AIM
Tally the lines that hold the word "AgentSheets" and reply with that figure only.

------------

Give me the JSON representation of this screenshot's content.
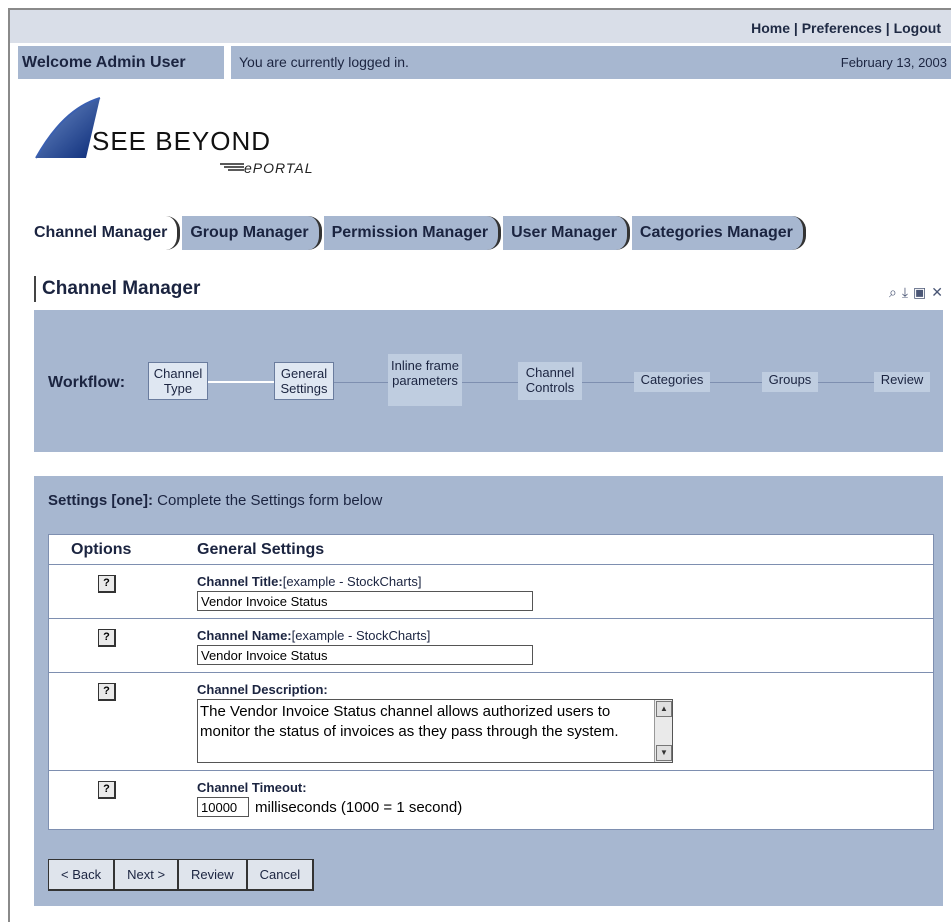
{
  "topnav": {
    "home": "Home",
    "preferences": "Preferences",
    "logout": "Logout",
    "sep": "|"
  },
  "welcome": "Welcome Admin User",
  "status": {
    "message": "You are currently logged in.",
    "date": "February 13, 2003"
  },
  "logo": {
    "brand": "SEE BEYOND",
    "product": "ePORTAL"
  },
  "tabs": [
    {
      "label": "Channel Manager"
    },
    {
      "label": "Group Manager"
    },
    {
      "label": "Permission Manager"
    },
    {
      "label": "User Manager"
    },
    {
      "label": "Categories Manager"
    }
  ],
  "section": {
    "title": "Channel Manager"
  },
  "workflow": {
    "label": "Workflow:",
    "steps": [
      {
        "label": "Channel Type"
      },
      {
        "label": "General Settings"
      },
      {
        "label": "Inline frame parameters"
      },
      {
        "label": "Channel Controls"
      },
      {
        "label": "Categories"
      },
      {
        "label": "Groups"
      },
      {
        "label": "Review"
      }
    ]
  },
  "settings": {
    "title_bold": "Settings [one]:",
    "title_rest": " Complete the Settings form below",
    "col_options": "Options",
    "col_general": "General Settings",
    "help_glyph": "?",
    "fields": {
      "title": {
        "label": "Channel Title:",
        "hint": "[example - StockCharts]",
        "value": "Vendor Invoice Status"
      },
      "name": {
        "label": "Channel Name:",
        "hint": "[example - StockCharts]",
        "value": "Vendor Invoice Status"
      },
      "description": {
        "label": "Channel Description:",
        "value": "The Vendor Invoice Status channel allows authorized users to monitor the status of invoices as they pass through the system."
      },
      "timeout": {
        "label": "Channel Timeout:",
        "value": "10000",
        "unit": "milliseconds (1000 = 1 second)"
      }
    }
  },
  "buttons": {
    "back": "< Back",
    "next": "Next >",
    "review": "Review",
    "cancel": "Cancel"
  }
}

------------

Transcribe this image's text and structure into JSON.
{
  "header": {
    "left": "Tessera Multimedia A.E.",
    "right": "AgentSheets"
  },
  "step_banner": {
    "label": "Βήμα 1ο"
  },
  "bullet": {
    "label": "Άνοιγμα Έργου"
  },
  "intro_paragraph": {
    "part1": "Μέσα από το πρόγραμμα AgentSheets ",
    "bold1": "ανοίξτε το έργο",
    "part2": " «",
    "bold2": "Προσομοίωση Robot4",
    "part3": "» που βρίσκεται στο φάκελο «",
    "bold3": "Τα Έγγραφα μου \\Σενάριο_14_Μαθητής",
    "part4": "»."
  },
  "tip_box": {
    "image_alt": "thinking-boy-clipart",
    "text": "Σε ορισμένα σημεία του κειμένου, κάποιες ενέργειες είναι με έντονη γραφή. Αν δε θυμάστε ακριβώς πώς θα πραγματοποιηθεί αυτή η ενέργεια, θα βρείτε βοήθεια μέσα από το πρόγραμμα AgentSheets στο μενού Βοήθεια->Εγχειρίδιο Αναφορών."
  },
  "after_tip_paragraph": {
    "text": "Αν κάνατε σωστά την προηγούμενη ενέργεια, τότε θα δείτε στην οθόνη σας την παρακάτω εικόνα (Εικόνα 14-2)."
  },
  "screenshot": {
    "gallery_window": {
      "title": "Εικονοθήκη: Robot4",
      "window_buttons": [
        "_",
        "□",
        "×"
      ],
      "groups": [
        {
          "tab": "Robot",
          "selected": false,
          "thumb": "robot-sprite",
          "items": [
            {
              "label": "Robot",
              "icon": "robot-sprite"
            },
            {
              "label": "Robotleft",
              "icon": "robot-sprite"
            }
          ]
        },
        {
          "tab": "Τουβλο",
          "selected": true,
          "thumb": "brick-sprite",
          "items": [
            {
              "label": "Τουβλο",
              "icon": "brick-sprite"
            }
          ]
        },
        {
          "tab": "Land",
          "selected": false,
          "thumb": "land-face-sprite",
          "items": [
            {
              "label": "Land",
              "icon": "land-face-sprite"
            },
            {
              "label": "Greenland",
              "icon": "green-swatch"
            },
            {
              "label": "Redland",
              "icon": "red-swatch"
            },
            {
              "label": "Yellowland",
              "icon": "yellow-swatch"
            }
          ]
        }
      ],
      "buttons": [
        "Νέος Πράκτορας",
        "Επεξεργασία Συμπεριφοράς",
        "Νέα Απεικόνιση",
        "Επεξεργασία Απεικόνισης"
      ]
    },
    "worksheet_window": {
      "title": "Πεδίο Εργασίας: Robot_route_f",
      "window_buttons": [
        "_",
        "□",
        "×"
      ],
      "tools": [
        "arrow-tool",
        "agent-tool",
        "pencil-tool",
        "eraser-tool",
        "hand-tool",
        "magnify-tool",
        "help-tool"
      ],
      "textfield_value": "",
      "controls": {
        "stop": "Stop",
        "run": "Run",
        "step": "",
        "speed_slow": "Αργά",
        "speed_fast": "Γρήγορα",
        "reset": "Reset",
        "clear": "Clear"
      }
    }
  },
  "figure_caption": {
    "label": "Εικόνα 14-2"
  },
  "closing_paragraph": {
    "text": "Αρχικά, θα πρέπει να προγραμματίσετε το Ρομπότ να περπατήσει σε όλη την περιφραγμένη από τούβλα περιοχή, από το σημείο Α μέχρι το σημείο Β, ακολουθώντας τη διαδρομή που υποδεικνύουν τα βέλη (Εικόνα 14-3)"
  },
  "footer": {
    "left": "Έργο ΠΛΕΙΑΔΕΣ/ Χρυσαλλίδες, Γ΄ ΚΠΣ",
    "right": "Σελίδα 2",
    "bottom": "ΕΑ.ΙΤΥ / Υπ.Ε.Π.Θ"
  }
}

------------

EXPECTED ANSWER
3